TASK TO COMPLETE –
Each record below should appear again exactly as written.

Collected data entries
|---|
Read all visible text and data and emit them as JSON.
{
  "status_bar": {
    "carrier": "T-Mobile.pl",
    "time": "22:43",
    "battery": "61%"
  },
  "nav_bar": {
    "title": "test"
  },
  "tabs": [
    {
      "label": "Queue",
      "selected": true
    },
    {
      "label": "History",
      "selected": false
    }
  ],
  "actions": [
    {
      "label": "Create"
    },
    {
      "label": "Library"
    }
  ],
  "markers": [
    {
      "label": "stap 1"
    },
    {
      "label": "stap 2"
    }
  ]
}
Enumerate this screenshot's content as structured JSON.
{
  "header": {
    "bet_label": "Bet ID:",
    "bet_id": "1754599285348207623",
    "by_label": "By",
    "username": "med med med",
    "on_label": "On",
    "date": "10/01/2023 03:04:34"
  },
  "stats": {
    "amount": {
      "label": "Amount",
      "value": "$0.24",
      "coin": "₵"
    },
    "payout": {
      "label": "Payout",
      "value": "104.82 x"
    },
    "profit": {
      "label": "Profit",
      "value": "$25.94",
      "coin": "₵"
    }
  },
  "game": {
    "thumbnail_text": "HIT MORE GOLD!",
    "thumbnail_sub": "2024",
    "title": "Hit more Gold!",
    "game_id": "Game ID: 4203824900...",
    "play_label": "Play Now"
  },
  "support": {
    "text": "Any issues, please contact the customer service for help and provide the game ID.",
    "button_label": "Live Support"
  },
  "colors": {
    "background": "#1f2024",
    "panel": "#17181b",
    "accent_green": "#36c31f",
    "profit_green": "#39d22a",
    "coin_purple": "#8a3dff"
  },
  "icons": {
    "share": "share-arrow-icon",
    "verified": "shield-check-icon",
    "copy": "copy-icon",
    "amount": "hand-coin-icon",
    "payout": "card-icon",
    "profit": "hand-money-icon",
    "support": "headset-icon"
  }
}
|---|
ANSWER TO THE EXERCISE –
Read all visible text and data and emit them as JSON.
{
  "status_bar": {
    "carrier": "T-Mobile.pl",
    "time": "22:43",
    "battery": "61%"
  },
  "nav_bar": {
    "title": "test"
  },
  "tabs": [
    {
      "label": "Queue",
      "selected": true
    },
    {
      "label": "History",
      "selected": false
    }
  ],
  "actions": [
    {
      "label": "Create"
    },
    {
      "label": "Library"
    }
  ],
  "markers": [
    {
      "label": "stap 1"
    },
    {
      "label": "stap 2"
    }
  ]
}
Enumerate this screenshot's content as structured JSON.
{
  "header": {
    "bet_label": "Bet ID:",
    "bet_id": "1754599285348207623",
    "by_label": "By",
    "username": "med med med",
    "on_label": "On",
    "date": "10/01/2023 03:04:34"
  },
  "stats": {
    "amount": {
      "label": "Amount",
      "value": "$0.24",
      "coin": "₵"
    },
    "payout": {
      "label": "Payout",
      "value": "104.82 x"
    },
    "profit": {
      "label": "Profit",
      "value": "$25.94",
      "coin": "₵"
    }
  },
  "game": {
    "thumbnail_text": "HIT MORE GOLD!",
    "thumbnail_sub": "2024",
    "title": "Hit more Gold!",
    "game_id": "Game ID: 4203824900...",
    "play_label": "Play Now"
  },
  "support": {
    "text": "Any issues, please contact the customer service for help and provide the game ID.",
    "button_label": "Live Support"
  },
  "colors": {
    "background": "#1f2024",
    "panel": "#17181b",
    "accent_green": "#36c31f",
    "profit_green": "#39d22a",
    "coin_purple": "#8a3dff"
  },
  "icons": {
    "share": "share-arrow-icon",
    "verified": "shield-check-icon",
    "copy": "copy-icon",
    "amount": "hand-coin-icon",
    "payout": "card-icon",
    "profit": "hand-money-icon",
    "support": "headset-icon"
  }
}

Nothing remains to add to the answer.